## Task goal
Filter the entries, keeping every line with the word "this".

## Dataset content
________________
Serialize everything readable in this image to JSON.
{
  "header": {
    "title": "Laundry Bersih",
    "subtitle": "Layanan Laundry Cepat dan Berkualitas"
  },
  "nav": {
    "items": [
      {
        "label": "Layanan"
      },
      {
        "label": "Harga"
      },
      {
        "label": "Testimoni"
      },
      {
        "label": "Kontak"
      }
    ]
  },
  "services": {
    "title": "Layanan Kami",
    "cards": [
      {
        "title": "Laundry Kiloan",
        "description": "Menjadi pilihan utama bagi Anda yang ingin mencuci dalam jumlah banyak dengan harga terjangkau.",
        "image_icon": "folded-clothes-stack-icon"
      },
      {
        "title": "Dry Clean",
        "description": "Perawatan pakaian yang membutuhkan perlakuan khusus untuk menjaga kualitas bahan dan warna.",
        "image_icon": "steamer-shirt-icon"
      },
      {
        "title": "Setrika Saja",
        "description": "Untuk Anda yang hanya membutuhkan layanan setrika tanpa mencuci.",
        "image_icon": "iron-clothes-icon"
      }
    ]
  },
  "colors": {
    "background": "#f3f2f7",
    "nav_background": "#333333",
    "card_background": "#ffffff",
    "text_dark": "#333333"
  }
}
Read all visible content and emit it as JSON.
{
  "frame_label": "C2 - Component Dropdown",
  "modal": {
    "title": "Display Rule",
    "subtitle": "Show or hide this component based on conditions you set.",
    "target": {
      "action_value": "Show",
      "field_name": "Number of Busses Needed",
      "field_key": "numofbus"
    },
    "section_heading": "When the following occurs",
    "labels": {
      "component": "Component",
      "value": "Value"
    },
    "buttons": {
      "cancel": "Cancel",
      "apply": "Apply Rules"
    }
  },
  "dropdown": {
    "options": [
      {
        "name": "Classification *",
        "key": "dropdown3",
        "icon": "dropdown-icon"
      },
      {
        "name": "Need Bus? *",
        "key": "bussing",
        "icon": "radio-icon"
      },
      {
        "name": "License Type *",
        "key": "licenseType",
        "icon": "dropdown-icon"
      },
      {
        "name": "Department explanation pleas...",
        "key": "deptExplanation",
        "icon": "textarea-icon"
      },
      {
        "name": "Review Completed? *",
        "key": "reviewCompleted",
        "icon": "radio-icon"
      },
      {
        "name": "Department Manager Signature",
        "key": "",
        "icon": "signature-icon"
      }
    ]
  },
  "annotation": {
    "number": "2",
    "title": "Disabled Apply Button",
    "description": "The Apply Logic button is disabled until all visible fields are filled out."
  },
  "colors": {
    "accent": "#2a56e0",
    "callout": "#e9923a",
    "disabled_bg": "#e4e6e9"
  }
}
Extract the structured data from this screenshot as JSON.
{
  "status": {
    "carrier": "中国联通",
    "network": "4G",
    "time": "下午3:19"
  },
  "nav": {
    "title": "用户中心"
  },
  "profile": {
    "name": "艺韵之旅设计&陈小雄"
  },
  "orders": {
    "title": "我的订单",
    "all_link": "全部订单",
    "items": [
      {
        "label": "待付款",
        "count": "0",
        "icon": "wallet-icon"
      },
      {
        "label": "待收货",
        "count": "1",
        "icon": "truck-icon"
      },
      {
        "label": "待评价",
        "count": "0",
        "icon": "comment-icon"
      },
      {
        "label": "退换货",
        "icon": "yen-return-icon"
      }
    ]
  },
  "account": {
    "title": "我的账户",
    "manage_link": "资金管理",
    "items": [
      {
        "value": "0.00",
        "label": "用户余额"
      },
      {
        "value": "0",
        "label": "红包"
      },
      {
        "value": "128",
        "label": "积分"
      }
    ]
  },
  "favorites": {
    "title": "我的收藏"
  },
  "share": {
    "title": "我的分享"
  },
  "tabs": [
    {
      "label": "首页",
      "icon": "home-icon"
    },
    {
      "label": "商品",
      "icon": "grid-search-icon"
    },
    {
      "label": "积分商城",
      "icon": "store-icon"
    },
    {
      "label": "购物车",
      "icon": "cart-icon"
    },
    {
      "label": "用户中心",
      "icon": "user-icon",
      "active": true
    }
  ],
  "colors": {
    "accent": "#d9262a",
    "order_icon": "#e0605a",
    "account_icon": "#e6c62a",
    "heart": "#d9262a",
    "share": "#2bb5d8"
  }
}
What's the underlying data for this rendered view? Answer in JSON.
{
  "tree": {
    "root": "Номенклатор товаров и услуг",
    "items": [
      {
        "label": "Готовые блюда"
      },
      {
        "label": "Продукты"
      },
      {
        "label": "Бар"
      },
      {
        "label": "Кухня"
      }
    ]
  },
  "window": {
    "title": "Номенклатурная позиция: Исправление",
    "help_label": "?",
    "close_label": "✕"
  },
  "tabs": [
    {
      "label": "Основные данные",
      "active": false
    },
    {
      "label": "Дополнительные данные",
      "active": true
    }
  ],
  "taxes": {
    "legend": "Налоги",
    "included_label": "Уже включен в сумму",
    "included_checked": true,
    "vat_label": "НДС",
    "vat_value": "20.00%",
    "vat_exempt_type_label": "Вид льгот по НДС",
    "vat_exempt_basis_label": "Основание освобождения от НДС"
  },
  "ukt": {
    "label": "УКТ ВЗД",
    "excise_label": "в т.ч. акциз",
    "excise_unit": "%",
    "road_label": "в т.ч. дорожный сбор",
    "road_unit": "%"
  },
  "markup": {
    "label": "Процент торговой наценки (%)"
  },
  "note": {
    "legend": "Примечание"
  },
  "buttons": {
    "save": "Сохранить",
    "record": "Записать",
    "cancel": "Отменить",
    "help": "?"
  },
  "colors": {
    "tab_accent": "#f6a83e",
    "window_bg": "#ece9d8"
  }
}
________________
## Task result
Serialize everything readable in this image to JSON.
    "subtitle": "Show or hide this component based on conditions you set.",
Extract the structured data from this screenshot as JSON.
What's the underlying data for this rendered view? Answer in JSON.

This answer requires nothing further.